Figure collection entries
⟨

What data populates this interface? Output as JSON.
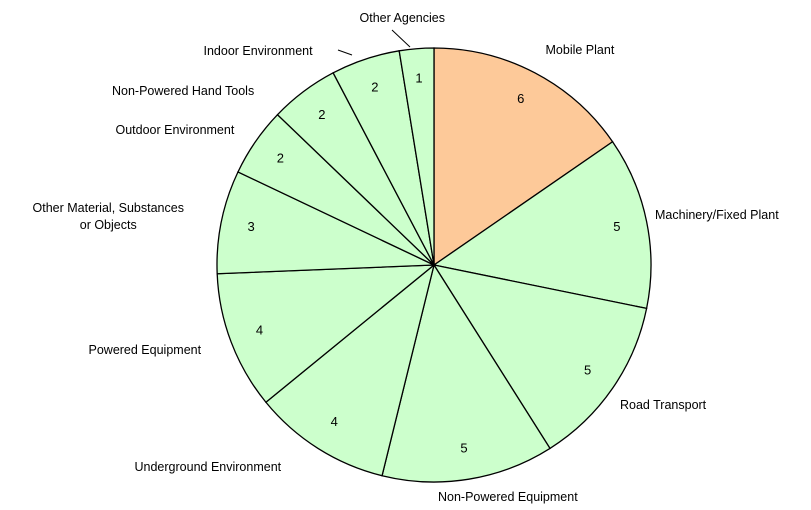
{
  "chart_data": {
    "type": "pie",
    "categories": [
      "Mobile Plant",
      "Machinery/Fixed Plant",
      "Road Transport",
      "Non-Powered Equipment",
      "Underground Environment",
      "Powered Equipment",
      "Other Material, Substances\nor Objects",
      "Outdoor Environment",
      "Non-Powered Hand Tools",
      "Indoor Environment",
      "Other Agencies"
    ],
    "values": [
      6,
      5,
      5,
      5,
      4,
      4,
      3,
      2,
      2,
      2,
      1
    ],
    "colors": [
      "#fdc999",
      "#ccffcc",
      "#ccffcc",
      "#ccffcc",
      "#ccffcc",
      "#ccffcc",
      "#ccffcc",
      "#ccffcc",
      "#ccffcc",
      "#ccffcc",
      "#ccffcc"
    ]
  }
}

⟩

• _WHAT TO PRODUCE_
A faithful copy of the records above is needed, with the pictures left out.

• _WRITTEN SOLUTION_
What data populates this interface? Output as JSON.
{
  "chart_data": {
    "type": "pie",
    "categories": [
      "Mobile Plant",
      "Machinery/Fixed Plant",
      "Road Transport",
      "Non-Powered Equipment",
      "Underground Environment",
      "Powered Equipment",
      "Other Material, Substances\nor Objects",
      "Outdoor Environment",
      "Non-Powered Hand Tools",
      "Indoor Environment",
      "Other Agencies"
    ],
    "values": [
      6,
      5,
      5,
      5,
      4,
      4,
      3,
      2,
      2,
      2,
      1
    ],
    "colors": [
      "#fdc999",
      "#ccffcc",
      "#ccffcc",
      "#ccffcc",
      "#ccffcc",
      "#ccffcc",
      "#ccffcc",
      "#ccffcc",
      "#ccffcc",
      "#ccffcc",
      "#ccffcc"
    ]
  }
}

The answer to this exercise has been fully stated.